Stated goal:
Could you write out the records below exactly as they appear?

------------------------------

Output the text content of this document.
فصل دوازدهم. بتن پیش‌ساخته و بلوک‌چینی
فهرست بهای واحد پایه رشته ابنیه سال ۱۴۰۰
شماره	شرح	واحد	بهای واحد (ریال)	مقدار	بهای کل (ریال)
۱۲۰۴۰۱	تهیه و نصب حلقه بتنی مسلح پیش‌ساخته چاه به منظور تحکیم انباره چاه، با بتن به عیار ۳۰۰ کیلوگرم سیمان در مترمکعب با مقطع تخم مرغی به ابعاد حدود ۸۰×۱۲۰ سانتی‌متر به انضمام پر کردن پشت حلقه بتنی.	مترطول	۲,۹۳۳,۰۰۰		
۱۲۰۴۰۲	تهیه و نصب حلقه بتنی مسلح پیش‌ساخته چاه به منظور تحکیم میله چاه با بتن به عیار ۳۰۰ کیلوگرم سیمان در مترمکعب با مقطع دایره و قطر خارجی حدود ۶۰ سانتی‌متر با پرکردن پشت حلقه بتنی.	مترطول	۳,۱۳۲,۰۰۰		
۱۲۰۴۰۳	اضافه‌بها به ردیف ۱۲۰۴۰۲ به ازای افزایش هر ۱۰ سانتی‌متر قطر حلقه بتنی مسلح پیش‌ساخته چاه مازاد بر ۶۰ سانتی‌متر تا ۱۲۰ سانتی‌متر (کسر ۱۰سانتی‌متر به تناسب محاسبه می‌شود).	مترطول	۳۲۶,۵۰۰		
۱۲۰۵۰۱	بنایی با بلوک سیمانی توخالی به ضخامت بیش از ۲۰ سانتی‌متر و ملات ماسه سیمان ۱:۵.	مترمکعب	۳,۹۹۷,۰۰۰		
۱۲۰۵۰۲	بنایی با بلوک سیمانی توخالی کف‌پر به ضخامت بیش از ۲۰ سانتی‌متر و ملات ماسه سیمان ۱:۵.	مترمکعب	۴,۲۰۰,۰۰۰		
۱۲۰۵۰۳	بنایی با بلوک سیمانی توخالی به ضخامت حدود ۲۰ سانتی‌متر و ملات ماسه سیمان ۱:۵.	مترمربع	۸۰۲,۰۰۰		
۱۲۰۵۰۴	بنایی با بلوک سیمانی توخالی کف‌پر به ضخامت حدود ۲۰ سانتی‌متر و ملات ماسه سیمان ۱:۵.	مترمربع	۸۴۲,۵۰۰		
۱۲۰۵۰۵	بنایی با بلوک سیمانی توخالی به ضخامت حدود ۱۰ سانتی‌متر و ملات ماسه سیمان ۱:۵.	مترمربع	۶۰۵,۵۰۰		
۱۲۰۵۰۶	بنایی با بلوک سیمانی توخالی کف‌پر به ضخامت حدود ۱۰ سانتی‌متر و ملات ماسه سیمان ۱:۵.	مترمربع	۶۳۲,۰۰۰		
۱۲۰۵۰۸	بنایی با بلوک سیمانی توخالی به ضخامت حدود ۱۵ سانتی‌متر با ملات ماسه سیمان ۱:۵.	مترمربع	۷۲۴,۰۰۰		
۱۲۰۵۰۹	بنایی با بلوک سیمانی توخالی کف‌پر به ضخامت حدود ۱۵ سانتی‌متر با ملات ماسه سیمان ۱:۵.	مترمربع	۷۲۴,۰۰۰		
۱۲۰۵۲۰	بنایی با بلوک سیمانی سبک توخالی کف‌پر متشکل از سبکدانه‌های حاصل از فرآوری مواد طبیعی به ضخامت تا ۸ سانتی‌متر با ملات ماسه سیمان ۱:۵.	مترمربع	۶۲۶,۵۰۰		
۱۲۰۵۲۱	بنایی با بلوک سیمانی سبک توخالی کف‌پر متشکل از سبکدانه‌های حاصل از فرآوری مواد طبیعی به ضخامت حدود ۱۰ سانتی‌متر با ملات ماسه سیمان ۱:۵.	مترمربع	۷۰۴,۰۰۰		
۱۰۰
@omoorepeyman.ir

------------------------------

Solution for this exercise:
Output the text content of this document.
فصل دوازدهم. بتن پیش‌ساخته و بلوک‌چینی
فهرست بهای واحد پایه رشته ابنیه سال ۱۴۰۰
شماره	شرح	واحد	بهای واحد (ریال)	مقدار	بهای کل (ریال)
۱۲۰۴۰۱	تهیه و نصب حلقه بتنی مسلح پیش‌ساخته چاه به منظور تحکیم انباره چاه، با بتن به عیار ۳۰۰ کیلوگرم سیمان در مترمکعب با مقطع تخم مرغی به ابعاد حدود ۸۰×۱۲۰ سانتی‌متر به انضمام پر کردن پشت حلقه بتنی.	مترطول	۲,۹۳۳,۰۰۰		
۱۲۰۴۰۲	تهیه و نصب حلقه بتنی مسلح پیش‌ساخته چاه به منظور تحکیم میله چاه با بتن به عیار ۳۰۰ کیلوگرم سیمان در مترمکعب با مقطع دایره و قطر خارجی حدود ۶۰ سانتی‌متر با پرکردن پشت حلقه بتنی.	مترطول	۳,۱۳۲,۰۰۰		
۱۲۰۴۰۳	اضافه‌بها به ردیف ۱۲۰۴۰۲ به ازای افزایش هر ۱۰ سانتی‌متر قطر حلقه بتنی مسلح پیش‌ساخته چاه مازاد بر ۶۰ سانتی‌متر تا ۱۲۰ سانتی‌متر (کسر ۱۰سانتی‌متر به تناسب محاسبه می‌شود).	مترطول	۳۲۶,۵۰۰		
۱۲۰۵۰۱	بنایی با بلوک سیمانی توخالی به ضخامت بیش از ۲۰ سانتی‌متر و ملات ماسه سیمان ۱:۵.	مترمکعب	۳,۹۹۷,۰۰۰		
۱۲۰۵۰۲	بنایی با بلوک سیمانی توخالی کف‌پر به ضخامت بیش از ۲۰ سانتی‌متر و ملات ماسه سیمان ۱:۵.	مترمکعب	۴,۲۰۰,۰۰۰		
۱۲۰۵۰۳	بنایی با بلوک سیمانی توخالی به ضخامت حدود ۲۰ سانتی‌متر و ملات ماسه سیمان ۱:۵.	مترمربع	۸۰۲,۰۰۰		
۱۲۰۵۰۴	بنایی با بلوک سیمانی توخالی کف‌پر به ضخامت حدود ۲۰ سانتی‌متر و ملات ماسه سیمان ۱:۵.	مترمربع	۸۴۲,۵۰۰		
۱۲۰۵۰۵	بنایی با بلوک سیمانی توخالی به ضخامت حدود ۱۰ سانتی‌متر و ملات ماسه سیمان ۱:۵.	مترمربع	۶۰۵,۵۰۰		
۱۲۰۵۰۶	بنایی با بلوک سیمانی توخالی کف‌پر به ضخامت حدود ۱۰ سانتی‌متر و ملات ماسه سیمان ۱:۵.	مترمربع	۶۳۲,۰۰۰		
۱۲۰۵۰۸	بنایی با بلوک سیمانی توخالی به ضخامت حدود ۱۵ سانتی‌متر با ملات ماسه سیمان ۱:۵.	مترمربع	۷۲۴,۰۰۰		
۱۲۰۵۰۹	بنایی با بلوک سیمانی توخالی کف‌پر به ضخامت حدود ۱۵ سانتی‌متر با ملات ماسه سیمان ۱:۵.	مترمربع	۷۲۴,۰۰۰		
۱۲۰۵۲۰	بنایی با بلوک سیمانی سبک توخالی کف‌پر متشکل از سبکدانه‌های حاصل از فرآوری مواد طبیعی به ضخامت تا ۸ سانتی‌متر با ملات ماسه سیمان ۱:۵.	مترمربع	۶۲۶,۵۰۰		
۱۲۰۵۲۱	بنایی با بلوک سیمانی سبک توخالی کف‌پر متشکل از سبکدانه‌های حاصل از فرآوری مواد طبیعی به ضخامت حدود ۱۰ سانتی‌متر با ملات ماسه سیمان ۱:۵.	مترمربع	۷۰۴,۰۰۰		
۱۰۰
@omoorepeyman.ir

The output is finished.